● **What is needed**
Exclude the pictures; give every entry again exactly as written.

"""

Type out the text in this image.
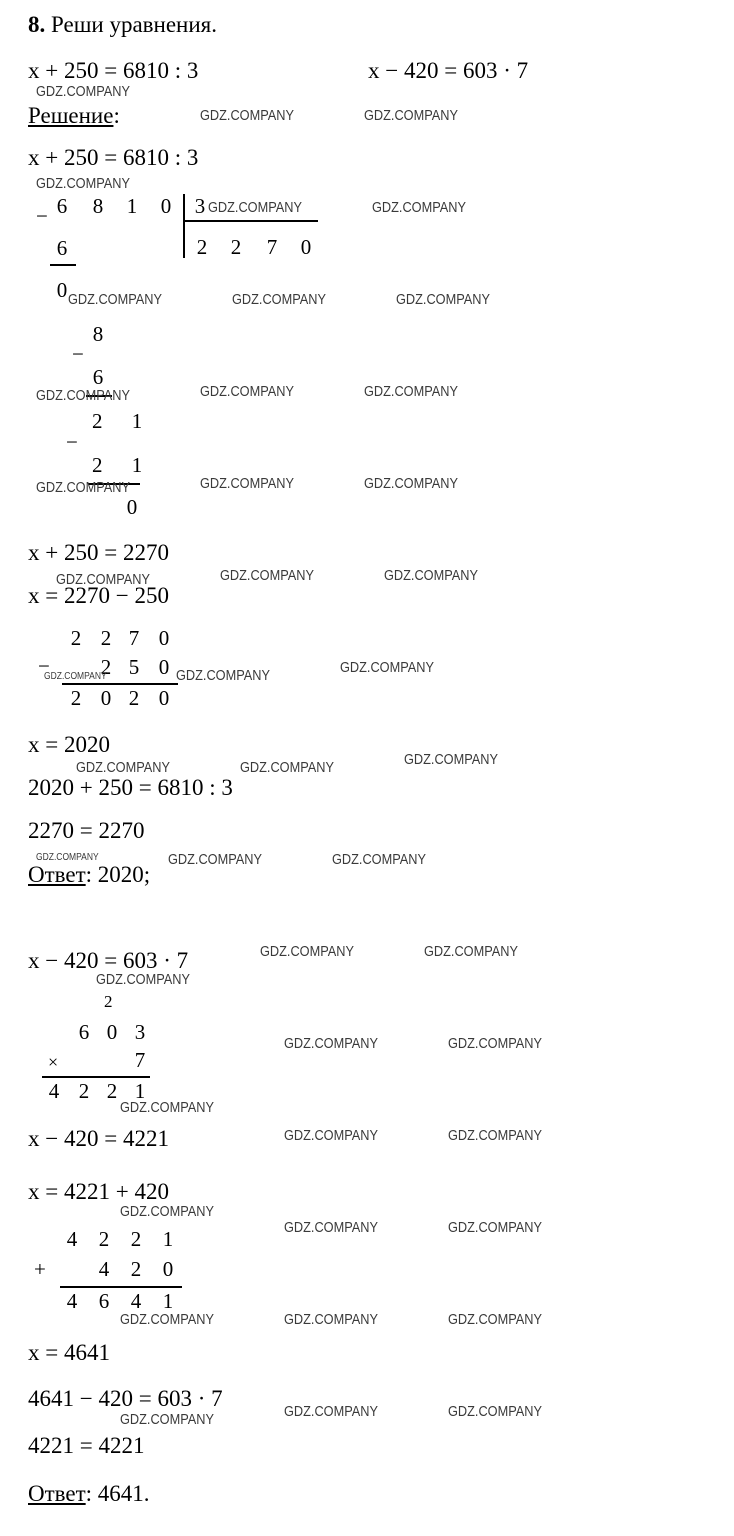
8. Реши уравнения.
x + 250 = 6810 : 3	x − 420 = 603 · 7
Решение:
x + 250 = 6810 : 3
6	8	1	0
−	3
2	2	7	0
6
0
−
8
6
−
2 1
2 1
0
x + 250 = 2270
x = 2270 − 250
2 2 7 0
−	2 5 0
2 0 2 0
x = 2020
2020 + 250 = 6810 : 3
2270 = 2270
Ответ: 2020;
x − 420 = 603 · 7
2
6 0 3
×	7
4 2 2 1
x − 420 = 4221
x = 4221 + 420
4	2	2	1
+	4	2	0
4	6	4	1
x = 4641
4641 − 420 = 603 · 7
4221 = 4221
Ответ: 4641.
GDZ.COMPANY
GDZ.COMPANY	GDZ.COMPANY
GDZ.COMPANY
GDZ.COMPANY	GDZ.COMPANY
GDZ.COMPANY	GDZ.COMPANY	GDZ.COMPANY
GDZ.COMPANY	GDZ.COMPANY	GDZ.COMPANY
GDZ.COMPANY	GDZ.COMPANY	GDZ.COMPANY
GDZ.COMPANY	GDZ.COMPANY	GDZ.COMPANY
GDZ.COMPANY	GDZ.COMPANY	GDZ.COMPANY
GDZ.COMPANY	GDZ.COMPANY	GDZ.COMPANY
GDZ.COMPANY	GDZ.COMPANY	GDZ.COMPANY
GDZ.COMPANY	GDZ.COMPANY
GDZ.COMPANY
GDZ.COMPANY	GDZ.COMPANY
GDZ.COMPANY
GDZ.COMPANY	GDZ.COMPANY
GDZ.COMPANY
GDZ.COMPANY	GDZ.COMPANY
GDZ.COMPANY	GDZ.COMPANY	GDZ.COMPANY
GDZ.COMPANY	GDZ.COMPANY	GDZ.COMPANY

"""

● **Solution to this problem**
Type out the text in this image.
8. Реши уравнения.
x + 250 = 6810 : 3	x − 420 = 603 · 7
Решение:
x + 250 = 6810 : 3
6	8	1	0
−	3
2	2	7	0
6
0
−
8
6
−
2 1
2 1
0
x + 250 = 2270
x = 2270 − 250
2 2 7 0
−	2 5 0
2 0 2 0
x = 2020
2020 + 250 = 6810 : 3
2270 = 2270
Ответ: 2020;
x − 420 = 603 · 7
2
6 0 3
×	7
4 2 2 1
x − 420 = 4221
x = 4221 + 420
4	2	2	1
+	4	2	0
4	6	4	1
x = 4641
4641 − 420 = 603 · 7
4221 = 4221
Ответ: 4641.
GDZ.COMPANY
GDZ.COMPANY	GDZ.COMPANY
GDZ.COMPANY
GDZ.COMPANY	GDZ.COMPANY
GDZ.COMPANY	GDZ.COMPANY	GDZ.COMPANY
GDZ.COMPANY	GDZ.COMPANY	GDZ.COMPANY
GDZ.COMPANY	GDZ.COMPANY	GDZ.COMPANY
GDZ.COMPANY	GDZ.COMPANY	GDZ.COMPANY
GDZ.COMPANY	GDZ.COMPANY	GDZ.COMPANY
GDZ.COMPANY	GDZ.COMPANY	GDZ.COMPANY
GDZ.COMPANY	GDZ.COMPANY	GDZ.COMPANY
GDZ.COMPANY	GDZ.COMPANY
GDZ.COMPANY
GDZ.COMPANY	GDZ.COMPANY
GDZ.COMPANY
GDZ.COMPANY	GDZ.COMPANY
GDZ.COMPANY
GDZ.COMPANY	GDZ.COMPANY
GDZ.COMPANY	GDZ.COMPANY	GDZ.COMPANY
GDZ.COMPANY	GDZ.COMPANY	GDZ.COMPANY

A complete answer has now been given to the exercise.